#### To be done:
Return every entry exactly as written.
+++ Data shown +++
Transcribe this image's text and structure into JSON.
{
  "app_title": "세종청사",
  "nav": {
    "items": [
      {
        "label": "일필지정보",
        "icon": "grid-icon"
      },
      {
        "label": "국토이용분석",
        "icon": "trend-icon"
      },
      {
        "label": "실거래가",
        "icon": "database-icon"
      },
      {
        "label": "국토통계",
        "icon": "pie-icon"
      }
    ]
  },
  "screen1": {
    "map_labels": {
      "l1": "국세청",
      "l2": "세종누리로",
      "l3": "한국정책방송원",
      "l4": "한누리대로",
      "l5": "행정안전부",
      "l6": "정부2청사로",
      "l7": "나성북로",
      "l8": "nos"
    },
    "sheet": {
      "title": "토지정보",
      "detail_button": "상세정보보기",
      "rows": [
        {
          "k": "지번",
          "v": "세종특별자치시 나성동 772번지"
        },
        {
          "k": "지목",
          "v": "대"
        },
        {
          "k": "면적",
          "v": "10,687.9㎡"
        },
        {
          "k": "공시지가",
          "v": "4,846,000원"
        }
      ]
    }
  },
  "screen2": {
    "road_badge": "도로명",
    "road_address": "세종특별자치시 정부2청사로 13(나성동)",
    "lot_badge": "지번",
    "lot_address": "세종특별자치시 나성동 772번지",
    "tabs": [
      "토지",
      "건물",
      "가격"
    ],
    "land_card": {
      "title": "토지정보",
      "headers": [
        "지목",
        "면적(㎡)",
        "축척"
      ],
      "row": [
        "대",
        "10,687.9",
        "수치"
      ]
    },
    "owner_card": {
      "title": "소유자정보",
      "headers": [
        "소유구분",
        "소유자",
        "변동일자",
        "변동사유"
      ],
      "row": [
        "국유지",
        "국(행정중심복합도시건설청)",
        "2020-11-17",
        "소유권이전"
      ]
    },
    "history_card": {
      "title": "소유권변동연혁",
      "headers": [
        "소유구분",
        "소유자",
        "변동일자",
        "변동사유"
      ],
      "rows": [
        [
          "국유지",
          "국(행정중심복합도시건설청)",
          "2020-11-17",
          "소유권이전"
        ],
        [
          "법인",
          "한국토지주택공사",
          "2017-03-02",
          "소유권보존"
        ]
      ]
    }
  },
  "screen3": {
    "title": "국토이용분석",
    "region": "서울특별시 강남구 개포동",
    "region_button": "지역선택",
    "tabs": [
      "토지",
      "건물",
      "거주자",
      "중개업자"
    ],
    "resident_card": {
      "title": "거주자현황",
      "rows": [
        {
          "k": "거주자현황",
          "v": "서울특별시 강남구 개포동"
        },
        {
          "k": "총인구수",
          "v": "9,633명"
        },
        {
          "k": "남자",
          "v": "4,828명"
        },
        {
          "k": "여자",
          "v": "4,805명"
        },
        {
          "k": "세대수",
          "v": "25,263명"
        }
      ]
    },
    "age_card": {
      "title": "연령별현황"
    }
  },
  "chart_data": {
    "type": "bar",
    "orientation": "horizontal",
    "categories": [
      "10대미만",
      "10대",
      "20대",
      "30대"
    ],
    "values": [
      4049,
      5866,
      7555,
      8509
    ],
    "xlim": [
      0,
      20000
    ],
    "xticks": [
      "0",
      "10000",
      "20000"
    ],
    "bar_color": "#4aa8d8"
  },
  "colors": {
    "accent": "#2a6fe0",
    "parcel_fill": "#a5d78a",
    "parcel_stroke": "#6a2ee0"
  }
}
+++
#### Output of the task:
Transcribe this image's text and structure into JSON.
{
  "app_title": "세종청사",
  "nav": {
    "items": [
      {
        "label": "일필지정보",
        "icon": "grid-icon"
      },
      {
        "label": "국토이용분석",
        "icon": "trend-icon"
      },
      {
        "label": "실거래가",
        "icon": "database-icon"
      },
      {
        "label": "국토통계",
        "icon": "pie-icon"
      }
    ]
  },
  "screen1": {
    "map_labels": {
      "l1": "국세청",
      "l2": "세종누리로",
      "l3": "한국정책방송원",
      "l4": "한누리대로",
      "l5": "행정안전부",
      "l6": "정부2청사로",
      "l7": "나성북로",
      "l8": "nos"
    },
    "sheet": {
      "title": "토지정보",
      "detail_button": "상세정보보기",
      "rows": [
        {
          "k": "지번",
          "v": "세종특별자치시 나성동 772번지"
        },
        {
          "k": "지목",
          "v": "대"
        },
        {
          "k": "면적",
          "v": "10,687.9㎡"
        },
        {
          "k": "공시지가",
          "v": "4,846,000원"
        }
      ]
    }
  },
  "screen2": {
    "road_badge": "도로명",
    "road_address": "세종특별자치시 정부2청사로 13(나성동)",
    "lot_badge": "지번",
    "lot_address": "세종특별자치시 나성동 772번지",
    "tabs": [
      "토지",
      "건물",
      "가격"
    ],
    "land_card": {
      "title": "토지정보",
      "headers": [
        "지목",
        "면적(㎡)",
        "축척"
      ],
      "row": [
        "대",
        "10,687.9",
        "수치"
      ]
    },
    "owner_card": {
      "title": "소유자정보",
      "headers": [
        "소유구분",
        "소유자",
        "변동일자",
        "변동사유"
      ],
      "row": [
        "국유지",
        "국(행정중심복합도시건설청)",
        "2020-11-17",
        "소유권이전"
      ]
    },
    "history_card": {
      "title": "소유권변동연혁",
      "headers": [
        "소유구분",
        "소유자",
        "변동일자",
        "변동사유"
      ],
      "rows": [
        [
          "국유지",
          "국(행정중심복합도시건설청)",
          "2020-11-17",
          "소유권이전"
        ],
        [
          "법인",
          "한국토지주택공사",
          "2017-03-02",
          "소유권보존"
        ]
      ]
    }
  },
  "screen3": {
    "title": "국토이용분석",
    "region": "서울특별시 강남구 개포동",
    "region_button": "지역선택",
    "tabs": [
      "토지",
      "건물",
      "거주자",
      "중개업자"
    ],
    "resident_card": {
      "title": "거주자현황",
      "rows": [
        {
          "k": "거주자현황",
          "v": "서울특별시 강남구 개포동"
        },
        {
          "k": "총인구수",
          "v": "9,633명"
        },
        {
          "k": "남자",
          "v": "4,828명"
        },
        {
          "k": "여자",
          "v": "4,805명"
        },
        {
          "k": "세대수",
          "v": "25,263명"
        }
      ]
    },
    "age_card": {
      "title": "연령별현황"
    }
  },
  "chart_data": {
    "type": "bar",
    "orientation": "horizontal",
    "categories": [
      "10대미만",
      "10대",
      "20대",
      "30대"
    ],
    "values": [
      4049,
      5866,
      7555,
      8509
    ],
    "xlim": [
      0,
      20000
    ],
    "xticks": [
      "0",
      "10000",
      "20000"
    ],
    "bar_color": "#4aa8d8"
  },
  "colors": {
    "accent": "#2a6fe0",
    "parcel_fill": "#a5d78a",
    "parcel_stroke": "#6a2ee0"
  }
}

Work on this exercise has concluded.